### BRIEF
Search the listing for "this" and copy every line where it appears.

### RAW RECORDS

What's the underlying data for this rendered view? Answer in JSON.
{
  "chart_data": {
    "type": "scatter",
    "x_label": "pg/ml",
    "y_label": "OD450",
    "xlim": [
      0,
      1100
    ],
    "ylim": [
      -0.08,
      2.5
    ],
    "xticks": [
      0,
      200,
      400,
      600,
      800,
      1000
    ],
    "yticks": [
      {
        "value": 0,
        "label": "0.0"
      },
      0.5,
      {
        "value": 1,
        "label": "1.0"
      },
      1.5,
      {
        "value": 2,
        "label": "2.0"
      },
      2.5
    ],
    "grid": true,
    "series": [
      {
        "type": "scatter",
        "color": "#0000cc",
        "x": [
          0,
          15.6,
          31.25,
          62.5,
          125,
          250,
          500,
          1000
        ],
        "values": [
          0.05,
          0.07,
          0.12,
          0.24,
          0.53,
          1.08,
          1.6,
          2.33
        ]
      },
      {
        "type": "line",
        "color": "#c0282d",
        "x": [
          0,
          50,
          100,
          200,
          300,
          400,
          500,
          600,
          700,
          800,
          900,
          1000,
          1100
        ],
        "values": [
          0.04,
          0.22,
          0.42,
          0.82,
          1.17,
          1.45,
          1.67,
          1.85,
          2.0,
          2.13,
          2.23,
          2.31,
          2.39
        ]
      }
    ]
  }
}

--

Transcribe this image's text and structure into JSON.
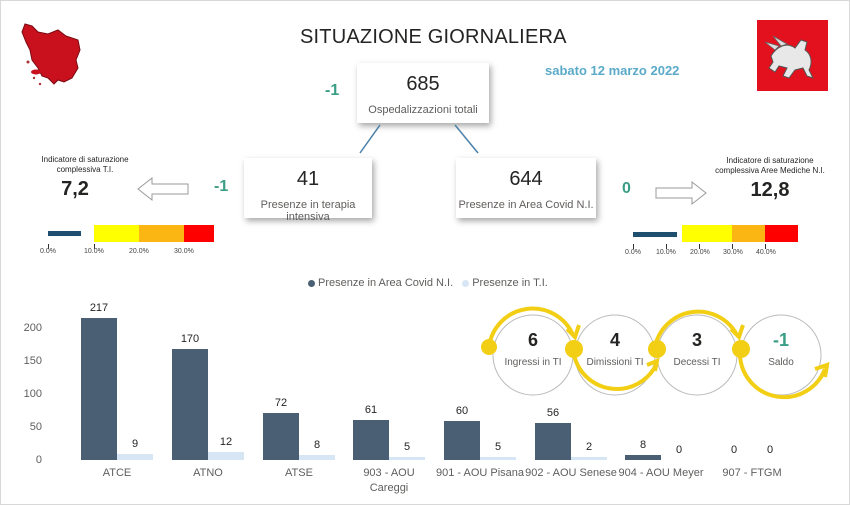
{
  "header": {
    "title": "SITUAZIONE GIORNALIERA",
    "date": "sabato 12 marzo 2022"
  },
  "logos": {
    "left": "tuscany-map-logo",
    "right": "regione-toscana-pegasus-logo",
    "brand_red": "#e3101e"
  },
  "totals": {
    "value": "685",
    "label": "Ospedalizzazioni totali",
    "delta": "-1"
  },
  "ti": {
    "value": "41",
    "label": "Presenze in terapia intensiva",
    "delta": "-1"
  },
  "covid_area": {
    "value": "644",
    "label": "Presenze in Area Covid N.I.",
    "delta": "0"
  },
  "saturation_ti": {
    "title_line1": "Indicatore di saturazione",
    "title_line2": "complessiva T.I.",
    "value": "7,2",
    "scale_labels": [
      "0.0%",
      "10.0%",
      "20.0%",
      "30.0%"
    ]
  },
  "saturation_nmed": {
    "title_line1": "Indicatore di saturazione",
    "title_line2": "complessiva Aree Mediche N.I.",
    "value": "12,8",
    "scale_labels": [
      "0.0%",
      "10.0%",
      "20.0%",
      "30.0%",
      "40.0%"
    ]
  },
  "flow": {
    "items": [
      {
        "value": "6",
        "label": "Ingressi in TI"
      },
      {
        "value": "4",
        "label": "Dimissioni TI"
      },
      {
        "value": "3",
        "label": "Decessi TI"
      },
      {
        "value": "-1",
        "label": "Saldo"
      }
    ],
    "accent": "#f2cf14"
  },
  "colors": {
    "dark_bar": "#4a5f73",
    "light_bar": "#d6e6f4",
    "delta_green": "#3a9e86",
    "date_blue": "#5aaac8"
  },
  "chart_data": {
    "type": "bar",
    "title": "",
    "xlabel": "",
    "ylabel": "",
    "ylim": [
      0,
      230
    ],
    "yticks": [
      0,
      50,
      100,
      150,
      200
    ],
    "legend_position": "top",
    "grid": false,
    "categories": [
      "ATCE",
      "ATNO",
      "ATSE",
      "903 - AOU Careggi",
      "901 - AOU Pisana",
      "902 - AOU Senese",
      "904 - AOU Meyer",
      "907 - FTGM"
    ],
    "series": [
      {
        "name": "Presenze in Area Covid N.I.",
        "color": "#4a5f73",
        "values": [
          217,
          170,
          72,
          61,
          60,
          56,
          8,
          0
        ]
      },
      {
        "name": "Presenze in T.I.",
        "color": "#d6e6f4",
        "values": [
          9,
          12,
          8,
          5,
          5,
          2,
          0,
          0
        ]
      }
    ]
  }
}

### FINISHED EXERCISE
What's the underlying data for this rendered view? Answer in JSON.
Transcribe this image's text and structure into JSON.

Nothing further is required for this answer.